◆ What the task requires ◆
Report each line of the data that includes the word "исполнения".

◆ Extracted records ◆
· · · ·

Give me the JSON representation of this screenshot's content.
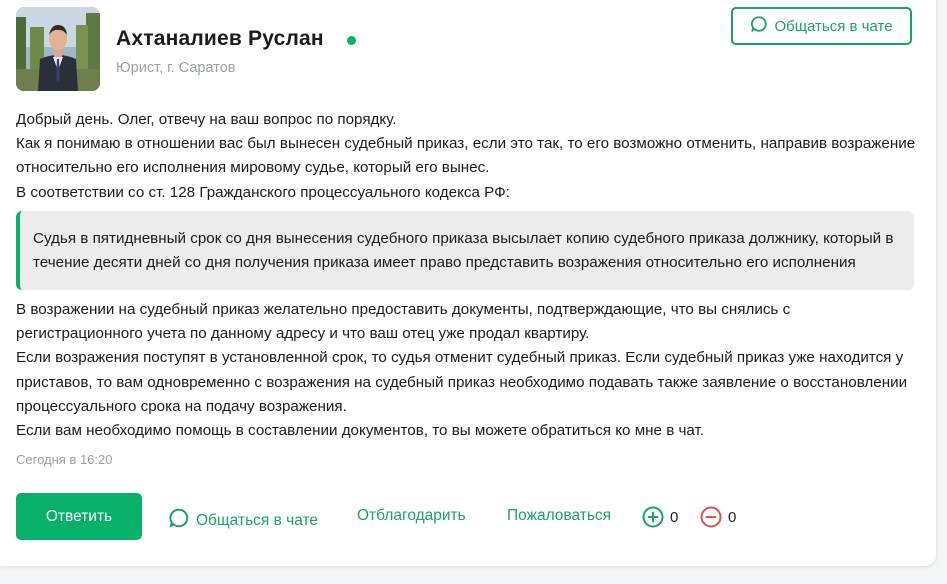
{
  "author": {
    "name": "Ахтаналиев Руслан",
    "meta": "Юрист, г. Саратов",
    "online": true,
    "chat_button": "Общаться в чате"
  },
  "answer": {
    "paragraphs_before": [
      "Добрый день. Олег, отвечу на ваш вопрос по порядку.",
      "Как я понимаю в отношении вас был вынесен судебный приказ, если это так, то его возможно отменить, направив возражение относительно его исполнения мировому судье, который его вынес.",
      "В соответствии со ст. 128 Гражданского процессуального кодекса РФ:"
    ],
    "quote": "Судья в пятидневный срок со дня вынесения судебного приказа высылает копию судебного приказа должнику, который в течение десяти дней со дня получения приказа имеет право представить возражения относительно его исполнения",
    "paragraphs_after": [
      "В возражении на судебный приказ желательно предоставить документы, подтверждающие, что вы снялись с регистрационного учета по данному адресу и что ваш отец уже продал квартиру.",
      "Если возражения поступят в установленной срок, то судья отменит судебный приказ. Если судебный приказ уже находится у приставов, то вам одновременно с возражения на судебный приказ необходимо подавать также заявление о восстановлении процессуального срока на подачу возражения.",
      "Если вам необходимо помощь в составлении документов, то вы можете обратиться ко мне в чат."
    ],
    "timestamp": "Сегодня в 16:20"
  },
  "actions": {
    "reply": "Ответить",
    "chat": "Общаться в чате",
    "thank": "Отблагодарить",
    "complain": "Пожаловаться",
    "upvotes": "0",
    "downvotes": "0"
  },
  "colors": {
    "accent": "#08b06a",
    "accent_text": "#18a463",
    "downvote": "#d9534f"
  },
  "icons": {
    "chat": "chat-bubble-icon",
    "plus": "plus-circle-icon",
    "minus": "minus-circle-icon"
  }
}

· · · ·

◆ The response ◆
      "Как я понимаю в отношении вас был вынесен судебный приказ, если это так, то его возможно отменить, направив возражение относительно его исполнения мировому судье, который его вынес.",
    "quote": "Судья в пятидневный срок со дня вынесения судебного приказа высылает копию судебного приказа должнику, который в течение десяти дней со дня получения приказа имеет право представить возражения относительно его исполнения",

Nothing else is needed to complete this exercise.